• **Information supplied**:
***
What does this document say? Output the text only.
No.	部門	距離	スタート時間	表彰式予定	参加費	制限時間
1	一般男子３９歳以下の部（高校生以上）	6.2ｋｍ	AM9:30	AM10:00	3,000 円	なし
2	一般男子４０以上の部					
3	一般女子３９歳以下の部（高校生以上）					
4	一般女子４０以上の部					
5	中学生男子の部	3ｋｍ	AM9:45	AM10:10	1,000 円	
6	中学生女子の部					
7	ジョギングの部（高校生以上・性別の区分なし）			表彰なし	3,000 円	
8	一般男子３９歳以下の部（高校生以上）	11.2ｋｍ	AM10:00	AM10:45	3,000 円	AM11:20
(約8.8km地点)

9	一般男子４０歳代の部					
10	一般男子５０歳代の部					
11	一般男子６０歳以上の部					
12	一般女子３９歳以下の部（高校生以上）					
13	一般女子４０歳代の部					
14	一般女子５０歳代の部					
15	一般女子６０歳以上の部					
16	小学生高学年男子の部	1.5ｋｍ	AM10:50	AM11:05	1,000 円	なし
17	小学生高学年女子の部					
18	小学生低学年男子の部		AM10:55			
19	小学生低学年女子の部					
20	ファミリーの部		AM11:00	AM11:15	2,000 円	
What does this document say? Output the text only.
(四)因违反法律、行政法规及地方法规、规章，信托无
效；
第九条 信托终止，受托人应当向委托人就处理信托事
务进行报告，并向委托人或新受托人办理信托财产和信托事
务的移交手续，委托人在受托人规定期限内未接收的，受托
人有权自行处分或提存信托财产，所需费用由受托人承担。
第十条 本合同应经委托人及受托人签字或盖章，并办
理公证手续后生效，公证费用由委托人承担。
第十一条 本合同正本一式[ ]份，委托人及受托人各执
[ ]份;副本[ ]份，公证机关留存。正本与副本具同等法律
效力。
***
• **Aim**: Retype the records in full. Keep every line identical to the original.

• **Task solution**:
What does this document say? Output the text only.
No.	部門	距離	スタート時間	表彰式予定	参加費	制限時間
1	一般男子３９歳以下の部（高校生以上）	6.2ｋｍ	AM9:30	AM10:00	3,000 円	なし
2	一般男子４０以上の部					
3	一般女子３９歳以下の部（高校生以上）					
4	一般女子４０以上の部					
5	中学生男子の部	3ｋｍ	AM9:45	AM10:10	1,000 円	
6	中学生女子の部					
7	ジョギングの部（高校生以上・性別の区分なし）			表彰なし	3,000 円	
8	一般男子３９歳以下の部（高校生以上）	11.2ｋｍ	AM10:00	AM10:45	3,000 円	AM11:20
(約8.8km地点)

9	一般男子４０歳代の部					
10	一般男子５０歳代の部					
11	一般男子６０歳以上の部					
12	一般女子３９歳以下の部（高校生以上）					
13	一般女子４０歳代の部					
14	一般女子５０歳代の部					
15	一般女子６０歳以上の部					
16	小学生高学年男子の部	1.5ｋｍ	AM10:50	AM11:05	1,000 円	なし
17	小学生高学年女子の部					
18	小学生低学年男子の部		AM10:55			
19	小学生低学年女子の部					
20	ファミリーの部		AM11:00	AM11:15	2,000 円	
What does this document say? Output the text only.
(四)因违反法律、行政法规及地方法规、规章，信托无
效；
第九条 信托终止，受托人应当向委托人就处理信托事
务进行报告，并向委托人或新受托人办理信托财产和信托事
务的移交手续，委托人在受托人规定期限内未接收的，受托
人有权自行处分或提存信托财产，所需费用由受托人承担。
第十条 本合同应经委托人及受托人签字或盖章，并办
理公证手续后生效，公证费用由委托人承担。
第十一条 本合同正本一式[ ]份，委托人及受托人各执
[ ]份;副本[ ]份，公证机关留存。正本与副本具同等法律
效力。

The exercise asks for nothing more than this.